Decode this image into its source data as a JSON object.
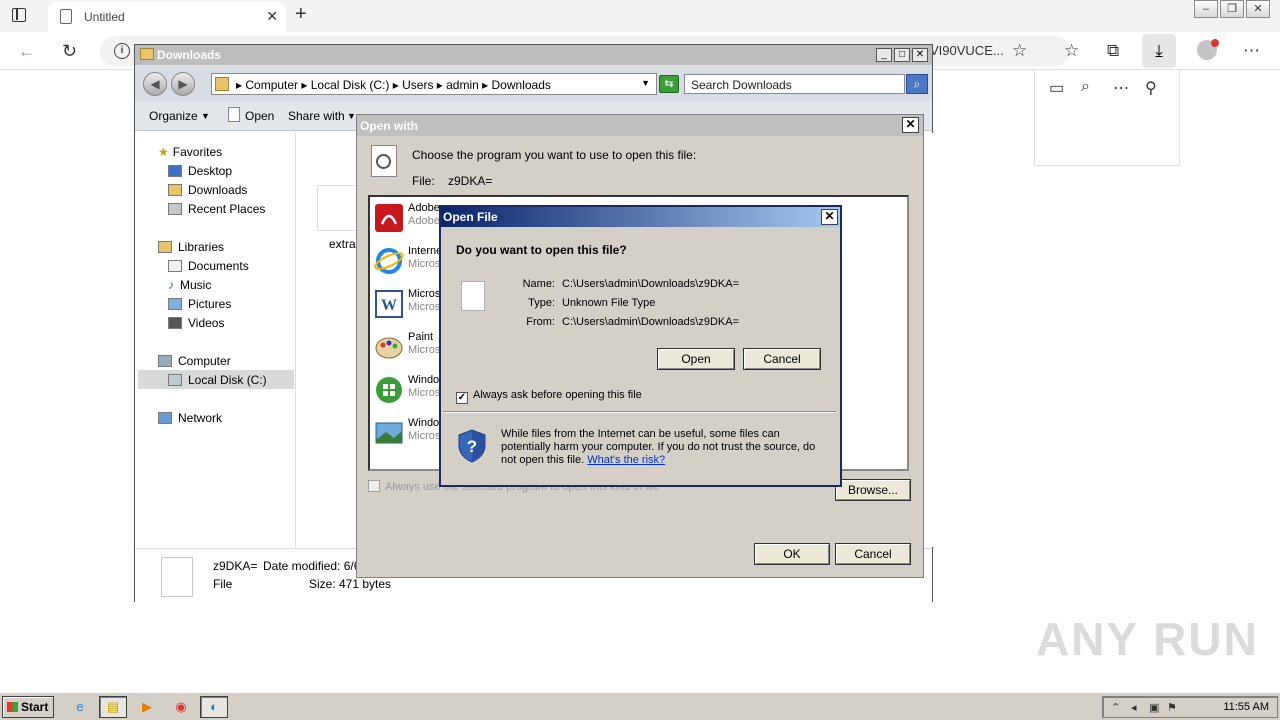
{
  "browser": {
    "tab_title": "Untitled",
    "url_fragment": "VI90VUCE...",
    "new_tab_icon": "plus-icon"
  },
  "explorer": {
    "title": "Downloads",
    "breadcrumb": "▸  Computer  ▸  Local Disk (C:)  ▸  Users  ▸  admin  ▸  Downloads",
    "search_placeholder": "Search Downloads",
    "cmd": {
      "organize": "Organize",
      "open": "Open",
      "share_with": "Share with"
    },
    "nav": {
      "favorites": "Favorites",
      "desktop": "Desktop",
      "downloads": "Downloads",
      "recent": "Recent Places",
      "libraries": "Libraries",
      "documents": "Documents",
      "music": "Music",
      "pictures": "Pictures",
      "videos": "Videos",
      "computer": "Computer",
      "local_disk": "Local Disk (C:)",
      "network": "Network"
    },
    "file_label": "extra",
    "details": {
      "name": "z9DKA=",
      "modified": "Date modified: 6/6/",
      "type": "File",
      "size": "Size: 471 bytes"
    }
  },
  "open_with": {
    "title": "Open with",
    "instruction": "Choose the program you want to use to open this file:",
    "file_label": "File:",
    "file_name": "z9DKA=",
    "programs": [
      {
        "name": "Adobe",
        "publisher": "Adobe"
      },
      {
        "name": "Interne",
        "publisher": "Micros"
      },
      {
        "name": "Micros",
        "publisher": "Micros"
      },
      {
        "name": "Paint",
        "publisher": "Micros"
      },
      {
        "name": "Windo",
        "publisher": "Micros"
      },
      {
        "name": "Windo",
        "publisher": "Micros"
      }
    ],
    "always_use": "Always use the selected program to open this kind of file",
    "browse": "Browse...",
    "ok": "OK",
    "cancel": "Cancel"
  },
  "open_file": {
    "title": "Open File",
    "question": "Do you want to open this file?",
    "name_label": "Name:",
    "name_value": "C:\\Users\\admin\\Downloads\\z9DKA=",
    "type_label": "Type:",
    "type_value": "Unknown File Type",
    "from_label": "From:",
    "from_value": "C:\\Users\\admin\\Downloads\\z9DKA=",
    "open": "Open",
    "cancel": "Cancel",
    "always_ask": "Always ask before opening this file",
    "always_ask_checked": true,
    "warning": "While files from the Internet can be useful, some files can potentially harm your computer. If you do not trust the source, do not open this file.",
    "risk_link": "What's the risk?"
  },
  "watermark": "ANY RUN",
  "taskbar": {
    "start": "Start",
    "clock": "11:55 AM"
  }
}
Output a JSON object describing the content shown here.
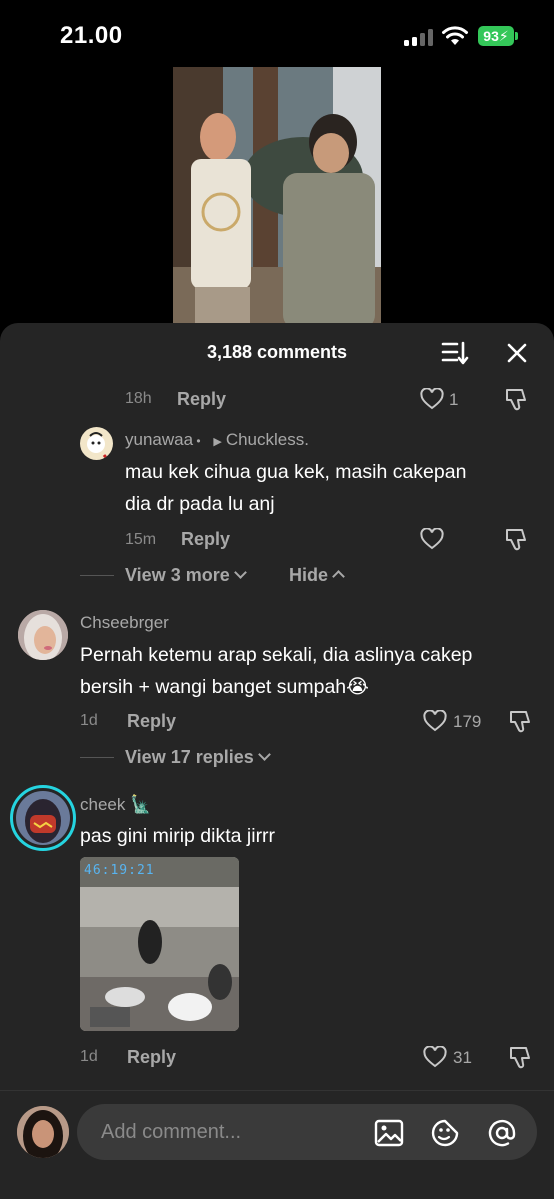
{
  "status_bar": {
    "time": "21.00",
    "battery": "93"
  },
  "panel": {
    "comment_count": "3,188 comments"
  },
  "thread_top": {
    "time": "18h",
    "reply": "Reply",
    "likes": "1"
  },
  "reply_1": {
    "username": "yunawaa",
    "replying_to": "Chuckless.",
    "text_line1": "mau kek cihua gua kek, masih cakepan",
    "text_line2": "dia dr pada lu anj",
    "time": "15m",
    "reply": "Reply"
  },
  "thread_controls_1": {
    "view_more": "View 3 more",
    "hide": "Hide"
  },
  "comment_2": {
    "username": "Chseebrger",
    "text_line1": "Pernah ketemu arap sekali, dia aslinya cakep",
    "text_line2": "bersih + wangi banget sumpah😭",
    "time": "1d",
    "reply": "Reply",
    "likes": "179",
    "view_replies": "View 17 replies"
  },
  "comment_3": {
    "username": "cheek 🗽",
    "text": "pas gini mirip dikta jirrr",
    "image_timestamp": "46:19:21",
    "time": "1d",
    "reply": "Reply",
    "likes": "31"
  },
  "input": {
    "placeholder": "Add comment..."
  },
  "colors": {
    "panel_bg": "#252525",
    "battery_green": "#34c759",
    "story_ring": "#25d4e0"
  }
}
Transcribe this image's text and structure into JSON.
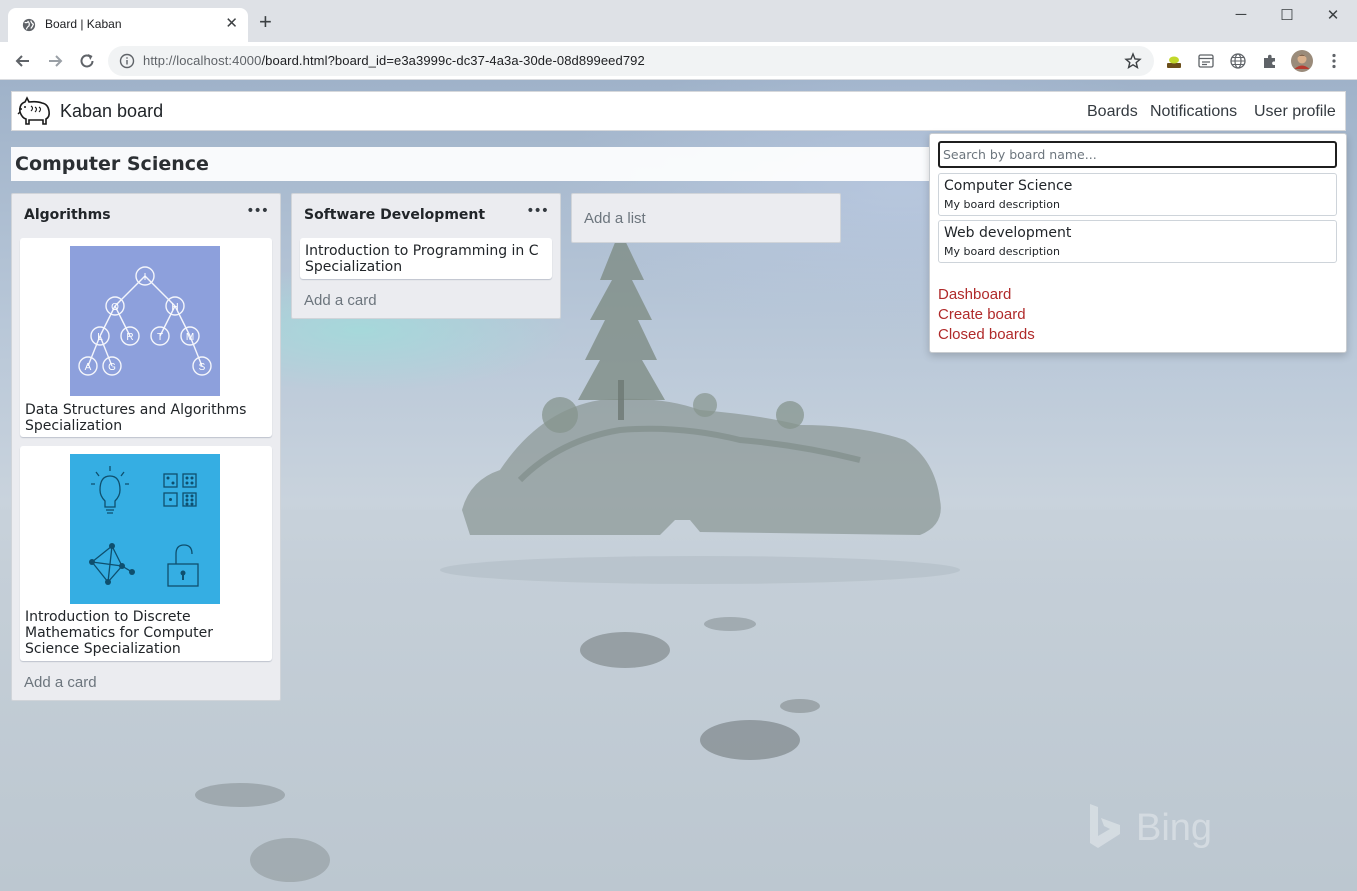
{
  "browser": {
    "tab_title": "Board | Kaban",
    "tab_close": "✕",
    "new_tab": "+",
    "url_host": "http://localhost:4000",
    "url_path": "/board.html?board_id=e3a3999c-dc37-4a3a-30de-08d899eed792",
    "window_controls": {
      "minimize": "─",
      "maximize": "☐",
      "close": "✕"
    }
  },
  "navbar": {
    "brand": "Kaban board",
    "links": [
      "Boards",
      "Notifications",
      "User profile"
    ]
  },
  "board": {
    "title": "Computer Science",
    "lists": [
      {
        "title": "Algorithms",
        "menu": "•••",
        "cards": [
          {
            "text": "Data Structures and Algorithms Specialization",
            "image": "tree-diagram"
          },
          {
            "text": "Introduction to Discrete Mathematics for Computer Science Specialization",
            "image": "discrete-math-icons"
          }
        ],
        "add_card": "Add a card"
      },
      {
        "title": "Software Development",
        "menu": "•••",
        "cards": [
          {
            "text": "Introduction to Programming in C Specialization"
          }
        ],
        "add_card": "Add a card"
      }
    ],
    "add_list": "Add a list"
  },
  "dropdown": {
    "search_placeholder": "Search by board name...",
    "boards": [
      {
        "name": "Computer Science",
        "description": "My board description"
      },
      {
        "name": "Web development",
        "description": "My board description"
      }
    ],
    "links": [
      "Dashboard",
      "Create board",
      "Closed boards"
    ]
  },
  "watermark": "Bing",
  "algo_tree_nodes": [
    "I",
    "O",
    "H",
    "L",
    "R",
    "T",
    "M",
    "A",
    "G",
    "S"
  ],
  "colors": {
    "algo_image": "#8da0dc",
    "discrete_image": "#35aee3",
    "dropdown_link": "#b02a2a"
  }
}
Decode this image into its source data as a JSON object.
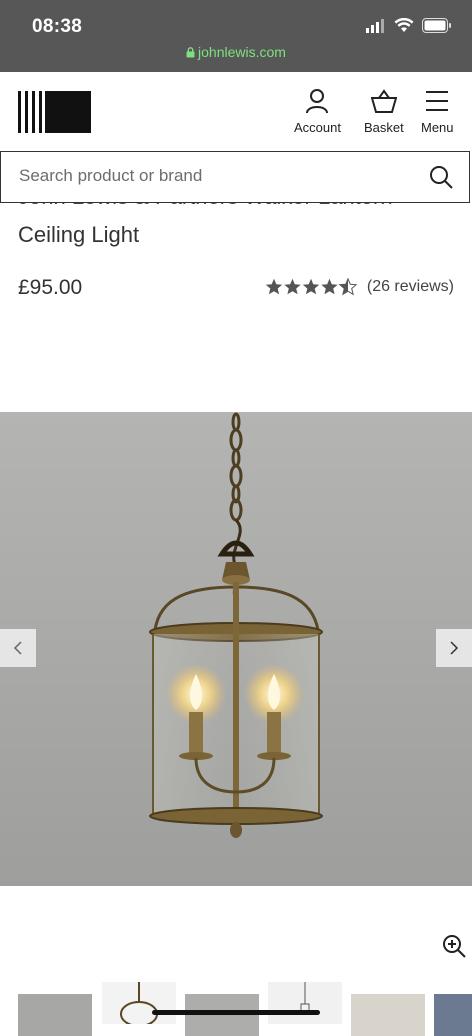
{
  "status": {
    "time": "08:38",
    "url": "johnlewis.com"
  },
  "nav": {
    "account": "Account",
    "basket": "Basket",
    "menu": "Menu"
  },
  "search": {
    "placeholder": "Search product or brand"
  },
  "product": {
    "title_line1": "John Lewis & Partners Walker Lantern",
    "title_line2": "Ceiling Light",
    "price": "£95.00",
    "rating": 4.5,
    "reviews": "(26 reviews)"
  },
  "colors": {
    "statusbar": "#575757",
    "url": "#7ee07e",
    "image_bg": "#a9aaa8"
  },
  "icons": [
    "lock-icon",
    "account-icon",
    "basket-icon",
    "menu-icon",
    "search-icon",
    "chevron-left-icon",
    "chevron-right-icon",
    "zoom-icon"
  ]
}
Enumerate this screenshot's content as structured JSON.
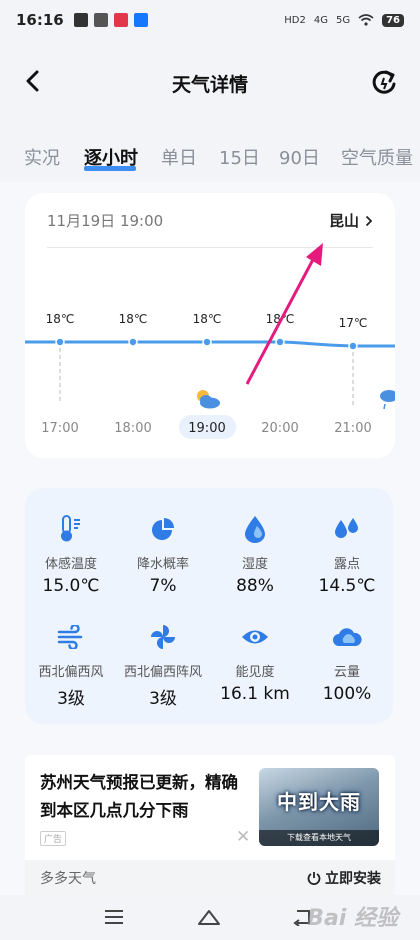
◇ ◇ ◇ ◇ ◇ ◇ ◇
Challenge - List the lines of the records where "this" occurs.

Finished task -
Decode this image into its source data as a JSON object.
    "instruction": "Choose the program you want to use to open this file:",
    "always_use": "Always use the selected program to open this kind of file",
    "question": "Do you want to open this file?",
    "always_ask": "Always ask before opening this file",
    "warning": "While files from the Internet can be useful, some files can potentially harm your computer. If you do not trust the source, do not open this file.",
Transcribe this image's text and structure into JSON.
Decode this image into its source data as a JSON object.
Enumerate this screenshot's content as structured JSON.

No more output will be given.